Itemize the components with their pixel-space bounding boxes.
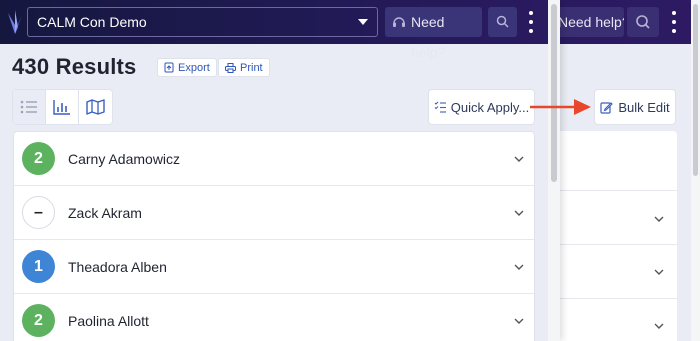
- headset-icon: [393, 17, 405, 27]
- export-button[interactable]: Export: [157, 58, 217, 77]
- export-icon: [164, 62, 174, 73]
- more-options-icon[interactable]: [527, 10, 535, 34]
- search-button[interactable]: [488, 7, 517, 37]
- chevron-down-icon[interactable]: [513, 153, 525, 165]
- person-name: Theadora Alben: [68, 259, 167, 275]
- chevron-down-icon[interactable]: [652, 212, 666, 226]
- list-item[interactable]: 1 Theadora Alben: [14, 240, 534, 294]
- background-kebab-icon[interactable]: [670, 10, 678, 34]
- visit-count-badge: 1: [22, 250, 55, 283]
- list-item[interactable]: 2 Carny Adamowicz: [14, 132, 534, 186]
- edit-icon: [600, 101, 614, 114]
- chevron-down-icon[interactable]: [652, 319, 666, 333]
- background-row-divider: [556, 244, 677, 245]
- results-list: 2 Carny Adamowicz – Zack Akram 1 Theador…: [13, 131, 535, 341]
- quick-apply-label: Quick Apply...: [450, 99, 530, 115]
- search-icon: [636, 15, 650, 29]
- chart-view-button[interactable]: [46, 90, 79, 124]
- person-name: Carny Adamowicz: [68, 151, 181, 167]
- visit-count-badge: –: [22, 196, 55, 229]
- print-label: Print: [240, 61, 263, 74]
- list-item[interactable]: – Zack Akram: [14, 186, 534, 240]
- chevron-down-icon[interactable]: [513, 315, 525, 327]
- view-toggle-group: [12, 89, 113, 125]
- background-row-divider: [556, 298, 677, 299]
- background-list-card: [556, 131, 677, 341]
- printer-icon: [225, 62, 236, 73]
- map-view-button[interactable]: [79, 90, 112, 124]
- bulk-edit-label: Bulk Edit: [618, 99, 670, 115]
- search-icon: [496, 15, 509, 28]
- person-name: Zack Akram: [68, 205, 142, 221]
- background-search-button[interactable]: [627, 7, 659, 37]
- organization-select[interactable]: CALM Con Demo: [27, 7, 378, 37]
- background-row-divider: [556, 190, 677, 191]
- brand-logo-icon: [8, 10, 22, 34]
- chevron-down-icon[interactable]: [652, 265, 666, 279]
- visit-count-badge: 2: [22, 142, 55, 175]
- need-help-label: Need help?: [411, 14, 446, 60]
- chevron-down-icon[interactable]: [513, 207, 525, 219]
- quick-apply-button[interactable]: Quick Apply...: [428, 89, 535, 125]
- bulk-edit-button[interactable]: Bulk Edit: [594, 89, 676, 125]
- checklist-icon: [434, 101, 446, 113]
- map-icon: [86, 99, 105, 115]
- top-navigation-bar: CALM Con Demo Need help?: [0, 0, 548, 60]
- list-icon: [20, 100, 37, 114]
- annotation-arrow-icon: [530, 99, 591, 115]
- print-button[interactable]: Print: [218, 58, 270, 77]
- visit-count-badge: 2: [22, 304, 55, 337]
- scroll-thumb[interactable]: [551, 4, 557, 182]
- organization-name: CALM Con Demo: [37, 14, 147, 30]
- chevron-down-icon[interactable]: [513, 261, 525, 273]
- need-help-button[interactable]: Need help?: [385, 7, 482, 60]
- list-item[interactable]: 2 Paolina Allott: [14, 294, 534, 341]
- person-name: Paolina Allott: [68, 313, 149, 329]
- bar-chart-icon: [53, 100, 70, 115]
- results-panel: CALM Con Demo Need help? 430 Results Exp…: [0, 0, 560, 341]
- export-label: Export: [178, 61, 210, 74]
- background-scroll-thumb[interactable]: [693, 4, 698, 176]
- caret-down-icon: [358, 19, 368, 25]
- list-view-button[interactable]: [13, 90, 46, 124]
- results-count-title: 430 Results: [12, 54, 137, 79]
= = = =
Copy the lines above word for word, from the line containing "- headset-icon: [393, 17, 405, 27]" through the line containing "- search-button[interactable]: [488, 7, 517, 37]", including both.

▶ [Answer in full]
- headset-icon: [393, 17, 405, 27]
- export-button[interactable]: Export: [157, 58, 217, 77]
- export-icon: [164, 62, 174, 73]
- more-options-icon[interactable]: [527, 10, 535, 34]
- search-button[interactable]: [488, 7, 517, 37]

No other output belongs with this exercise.